--- BEGIN ---

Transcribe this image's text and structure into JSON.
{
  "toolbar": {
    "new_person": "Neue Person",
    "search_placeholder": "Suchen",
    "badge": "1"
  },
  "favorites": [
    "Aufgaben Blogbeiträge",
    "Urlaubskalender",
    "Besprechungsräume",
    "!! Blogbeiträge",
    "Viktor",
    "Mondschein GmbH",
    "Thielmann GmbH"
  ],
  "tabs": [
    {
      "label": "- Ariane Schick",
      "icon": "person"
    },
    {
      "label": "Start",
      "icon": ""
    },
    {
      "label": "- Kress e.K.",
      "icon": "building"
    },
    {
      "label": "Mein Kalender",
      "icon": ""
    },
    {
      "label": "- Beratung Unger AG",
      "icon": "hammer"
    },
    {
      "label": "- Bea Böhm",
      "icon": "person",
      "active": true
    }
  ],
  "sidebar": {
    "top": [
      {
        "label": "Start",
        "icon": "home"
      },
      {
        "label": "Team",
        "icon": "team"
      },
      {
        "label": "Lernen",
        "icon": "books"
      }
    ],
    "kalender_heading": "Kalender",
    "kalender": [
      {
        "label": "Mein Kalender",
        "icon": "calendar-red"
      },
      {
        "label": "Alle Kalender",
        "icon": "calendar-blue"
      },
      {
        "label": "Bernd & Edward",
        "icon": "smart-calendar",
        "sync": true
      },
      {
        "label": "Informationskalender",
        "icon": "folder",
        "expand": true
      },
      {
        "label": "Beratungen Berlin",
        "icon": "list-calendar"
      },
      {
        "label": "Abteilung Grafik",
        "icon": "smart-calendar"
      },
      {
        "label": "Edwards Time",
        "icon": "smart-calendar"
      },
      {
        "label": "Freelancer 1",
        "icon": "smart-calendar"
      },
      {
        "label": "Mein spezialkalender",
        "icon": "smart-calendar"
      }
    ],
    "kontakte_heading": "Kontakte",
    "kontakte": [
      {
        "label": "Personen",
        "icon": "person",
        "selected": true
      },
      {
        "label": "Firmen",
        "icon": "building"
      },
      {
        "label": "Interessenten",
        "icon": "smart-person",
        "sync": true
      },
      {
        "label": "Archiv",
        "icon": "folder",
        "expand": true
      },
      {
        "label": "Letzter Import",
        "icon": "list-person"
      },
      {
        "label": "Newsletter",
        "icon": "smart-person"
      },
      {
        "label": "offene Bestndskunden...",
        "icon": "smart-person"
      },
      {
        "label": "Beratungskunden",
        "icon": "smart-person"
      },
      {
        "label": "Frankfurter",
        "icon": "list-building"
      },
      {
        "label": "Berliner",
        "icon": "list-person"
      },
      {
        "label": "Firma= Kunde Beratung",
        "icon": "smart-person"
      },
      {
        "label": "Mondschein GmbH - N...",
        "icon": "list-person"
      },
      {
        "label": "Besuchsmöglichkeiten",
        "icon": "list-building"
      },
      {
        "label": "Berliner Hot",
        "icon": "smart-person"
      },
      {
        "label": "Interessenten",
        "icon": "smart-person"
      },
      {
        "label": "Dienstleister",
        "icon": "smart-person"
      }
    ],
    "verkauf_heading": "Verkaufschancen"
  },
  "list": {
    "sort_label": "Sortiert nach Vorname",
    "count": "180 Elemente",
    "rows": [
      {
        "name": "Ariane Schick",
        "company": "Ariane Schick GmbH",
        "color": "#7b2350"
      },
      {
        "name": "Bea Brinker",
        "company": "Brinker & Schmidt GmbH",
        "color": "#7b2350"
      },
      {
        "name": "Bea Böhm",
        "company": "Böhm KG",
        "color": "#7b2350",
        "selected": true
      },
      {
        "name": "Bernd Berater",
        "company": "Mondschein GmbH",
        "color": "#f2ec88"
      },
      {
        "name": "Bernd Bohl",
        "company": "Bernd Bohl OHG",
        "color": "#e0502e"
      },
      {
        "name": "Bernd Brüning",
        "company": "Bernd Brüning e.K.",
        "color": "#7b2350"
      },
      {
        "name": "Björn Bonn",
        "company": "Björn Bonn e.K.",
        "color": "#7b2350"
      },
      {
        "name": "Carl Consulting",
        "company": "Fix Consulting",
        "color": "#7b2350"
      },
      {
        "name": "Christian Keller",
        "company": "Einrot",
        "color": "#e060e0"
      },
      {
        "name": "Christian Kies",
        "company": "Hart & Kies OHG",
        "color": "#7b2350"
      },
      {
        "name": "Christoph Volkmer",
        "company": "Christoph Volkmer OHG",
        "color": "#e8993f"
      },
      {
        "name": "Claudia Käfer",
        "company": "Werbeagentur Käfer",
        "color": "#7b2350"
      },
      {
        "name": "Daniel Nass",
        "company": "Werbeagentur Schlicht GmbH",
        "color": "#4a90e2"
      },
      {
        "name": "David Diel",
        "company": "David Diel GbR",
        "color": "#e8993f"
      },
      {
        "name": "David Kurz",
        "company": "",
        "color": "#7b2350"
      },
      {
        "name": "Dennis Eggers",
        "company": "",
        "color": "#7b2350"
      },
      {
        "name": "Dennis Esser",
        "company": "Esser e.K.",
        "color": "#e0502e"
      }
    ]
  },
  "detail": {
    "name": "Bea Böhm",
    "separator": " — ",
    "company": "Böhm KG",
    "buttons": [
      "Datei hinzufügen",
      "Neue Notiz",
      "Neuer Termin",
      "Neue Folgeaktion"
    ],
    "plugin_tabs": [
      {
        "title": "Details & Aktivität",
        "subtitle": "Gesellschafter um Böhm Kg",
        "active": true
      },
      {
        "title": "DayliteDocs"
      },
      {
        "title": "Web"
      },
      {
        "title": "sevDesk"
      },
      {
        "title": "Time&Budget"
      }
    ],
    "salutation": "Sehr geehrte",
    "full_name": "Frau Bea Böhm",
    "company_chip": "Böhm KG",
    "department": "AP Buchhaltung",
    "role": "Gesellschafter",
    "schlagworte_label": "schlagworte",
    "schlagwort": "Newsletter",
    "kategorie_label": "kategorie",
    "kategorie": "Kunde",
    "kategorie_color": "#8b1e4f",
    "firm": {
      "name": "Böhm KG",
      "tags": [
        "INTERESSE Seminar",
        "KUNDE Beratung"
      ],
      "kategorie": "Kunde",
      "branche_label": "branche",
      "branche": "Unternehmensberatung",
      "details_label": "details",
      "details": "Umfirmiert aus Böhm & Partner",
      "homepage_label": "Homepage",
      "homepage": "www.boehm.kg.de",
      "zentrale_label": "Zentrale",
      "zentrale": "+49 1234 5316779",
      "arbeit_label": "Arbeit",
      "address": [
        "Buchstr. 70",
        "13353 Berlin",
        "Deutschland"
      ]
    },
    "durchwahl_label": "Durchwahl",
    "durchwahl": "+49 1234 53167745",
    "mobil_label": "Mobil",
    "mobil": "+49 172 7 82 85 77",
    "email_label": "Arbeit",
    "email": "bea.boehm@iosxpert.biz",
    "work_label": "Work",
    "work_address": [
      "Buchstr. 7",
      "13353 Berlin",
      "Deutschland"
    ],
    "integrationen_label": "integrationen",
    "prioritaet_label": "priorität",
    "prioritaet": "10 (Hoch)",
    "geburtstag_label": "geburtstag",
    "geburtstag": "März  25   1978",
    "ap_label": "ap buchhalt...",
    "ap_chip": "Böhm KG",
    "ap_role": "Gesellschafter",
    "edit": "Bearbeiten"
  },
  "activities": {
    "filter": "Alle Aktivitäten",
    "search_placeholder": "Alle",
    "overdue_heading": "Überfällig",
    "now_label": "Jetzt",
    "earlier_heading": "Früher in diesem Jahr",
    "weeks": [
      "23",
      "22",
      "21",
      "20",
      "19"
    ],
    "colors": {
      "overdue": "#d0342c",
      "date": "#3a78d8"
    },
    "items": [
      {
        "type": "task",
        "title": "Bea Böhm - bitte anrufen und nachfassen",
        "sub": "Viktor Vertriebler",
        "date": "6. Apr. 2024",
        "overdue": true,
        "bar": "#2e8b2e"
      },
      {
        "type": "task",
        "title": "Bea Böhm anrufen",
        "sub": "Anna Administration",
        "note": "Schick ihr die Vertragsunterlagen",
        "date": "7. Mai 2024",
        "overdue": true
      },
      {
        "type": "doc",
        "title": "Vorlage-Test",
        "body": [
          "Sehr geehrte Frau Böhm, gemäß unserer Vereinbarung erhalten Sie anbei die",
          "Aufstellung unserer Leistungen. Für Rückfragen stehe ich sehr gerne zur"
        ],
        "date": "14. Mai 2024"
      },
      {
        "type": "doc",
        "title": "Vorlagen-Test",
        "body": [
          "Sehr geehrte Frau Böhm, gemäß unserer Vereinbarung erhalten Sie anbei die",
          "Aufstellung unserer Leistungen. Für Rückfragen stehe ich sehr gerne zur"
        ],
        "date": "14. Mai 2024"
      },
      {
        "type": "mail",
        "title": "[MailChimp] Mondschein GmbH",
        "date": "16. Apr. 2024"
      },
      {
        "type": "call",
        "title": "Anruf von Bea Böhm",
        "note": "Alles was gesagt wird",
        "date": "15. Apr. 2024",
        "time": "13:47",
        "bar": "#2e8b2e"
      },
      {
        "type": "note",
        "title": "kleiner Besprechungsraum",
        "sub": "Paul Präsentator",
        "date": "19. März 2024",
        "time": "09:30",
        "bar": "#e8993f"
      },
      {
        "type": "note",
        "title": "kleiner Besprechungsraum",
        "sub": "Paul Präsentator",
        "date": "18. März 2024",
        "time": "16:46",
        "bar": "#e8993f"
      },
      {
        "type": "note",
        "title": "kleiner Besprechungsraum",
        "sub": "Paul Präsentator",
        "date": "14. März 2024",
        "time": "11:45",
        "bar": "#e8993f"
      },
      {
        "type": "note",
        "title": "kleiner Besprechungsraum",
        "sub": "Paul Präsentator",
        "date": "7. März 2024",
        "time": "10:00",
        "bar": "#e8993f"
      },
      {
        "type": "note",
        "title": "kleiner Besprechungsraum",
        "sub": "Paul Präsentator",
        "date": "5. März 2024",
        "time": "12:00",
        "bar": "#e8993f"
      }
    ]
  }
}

--- END ---

- **Set task**
Your answer should be a single number: the count of lines in the material above that contain "Christoph".

- **Task response**
2